Check every line below for the word "this" and copy the ones that have it.

* **PROVIDED MATERIAL**
↓↓↓

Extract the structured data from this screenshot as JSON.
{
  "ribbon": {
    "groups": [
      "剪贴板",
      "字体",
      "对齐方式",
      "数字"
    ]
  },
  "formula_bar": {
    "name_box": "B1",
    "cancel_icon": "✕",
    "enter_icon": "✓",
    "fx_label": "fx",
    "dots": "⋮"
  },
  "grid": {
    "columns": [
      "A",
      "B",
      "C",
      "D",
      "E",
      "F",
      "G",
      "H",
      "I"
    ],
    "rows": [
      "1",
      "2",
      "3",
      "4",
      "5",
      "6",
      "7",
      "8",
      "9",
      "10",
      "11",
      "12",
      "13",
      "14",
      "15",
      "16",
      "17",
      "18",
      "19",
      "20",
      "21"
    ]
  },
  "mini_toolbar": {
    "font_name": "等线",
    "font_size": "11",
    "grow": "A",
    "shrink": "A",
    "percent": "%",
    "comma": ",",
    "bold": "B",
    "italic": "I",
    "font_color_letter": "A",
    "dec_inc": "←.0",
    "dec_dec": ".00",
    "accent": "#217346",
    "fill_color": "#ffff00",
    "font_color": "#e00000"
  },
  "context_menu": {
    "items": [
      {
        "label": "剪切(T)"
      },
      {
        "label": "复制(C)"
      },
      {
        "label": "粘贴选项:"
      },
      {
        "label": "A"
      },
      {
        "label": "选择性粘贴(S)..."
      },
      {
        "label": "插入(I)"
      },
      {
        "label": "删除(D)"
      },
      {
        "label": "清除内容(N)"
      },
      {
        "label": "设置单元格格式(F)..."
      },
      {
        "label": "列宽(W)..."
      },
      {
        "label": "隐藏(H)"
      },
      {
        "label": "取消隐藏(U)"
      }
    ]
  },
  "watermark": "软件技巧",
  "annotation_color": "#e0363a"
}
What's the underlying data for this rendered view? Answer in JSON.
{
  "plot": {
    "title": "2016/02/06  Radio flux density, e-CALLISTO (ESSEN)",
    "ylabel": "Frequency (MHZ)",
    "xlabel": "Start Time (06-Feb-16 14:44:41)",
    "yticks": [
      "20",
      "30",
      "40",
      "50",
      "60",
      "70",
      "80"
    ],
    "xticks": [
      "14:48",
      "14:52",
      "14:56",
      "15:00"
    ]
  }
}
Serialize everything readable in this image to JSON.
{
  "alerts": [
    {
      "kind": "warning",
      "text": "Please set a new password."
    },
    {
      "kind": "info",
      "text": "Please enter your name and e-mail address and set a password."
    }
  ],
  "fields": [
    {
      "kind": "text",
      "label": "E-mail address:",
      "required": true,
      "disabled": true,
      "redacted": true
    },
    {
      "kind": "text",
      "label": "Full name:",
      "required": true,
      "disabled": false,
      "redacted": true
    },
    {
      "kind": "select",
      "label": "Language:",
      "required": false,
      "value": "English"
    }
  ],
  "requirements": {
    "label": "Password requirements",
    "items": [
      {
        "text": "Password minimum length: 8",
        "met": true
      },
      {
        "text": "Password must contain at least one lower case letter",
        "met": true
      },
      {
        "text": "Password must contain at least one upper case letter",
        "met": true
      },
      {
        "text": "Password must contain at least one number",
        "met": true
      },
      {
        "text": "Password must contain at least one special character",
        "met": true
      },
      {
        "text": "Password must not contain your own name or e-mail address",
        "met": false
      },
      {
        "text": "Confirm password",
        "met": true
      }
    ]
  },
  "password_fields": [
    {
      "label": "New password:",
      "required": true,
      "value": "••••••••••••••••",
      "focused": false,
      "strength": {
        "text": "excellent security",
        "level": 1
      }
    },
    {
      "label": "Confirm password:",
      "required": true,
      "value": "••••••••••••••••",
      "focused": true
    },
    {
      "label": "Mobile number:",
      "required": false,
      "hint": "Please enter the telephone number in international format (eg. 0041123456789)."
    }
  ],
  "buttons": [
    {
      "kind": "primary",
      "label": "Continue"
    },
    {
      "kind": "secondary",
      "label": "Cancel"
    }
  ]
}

↑↑↑

* **COMPLETE ANSWER**
Extract the structured data from this screenshot as JSON.
What's the underlying data for this rendered view? Answer in JSON.
Serialize everything readable in this image to JSON.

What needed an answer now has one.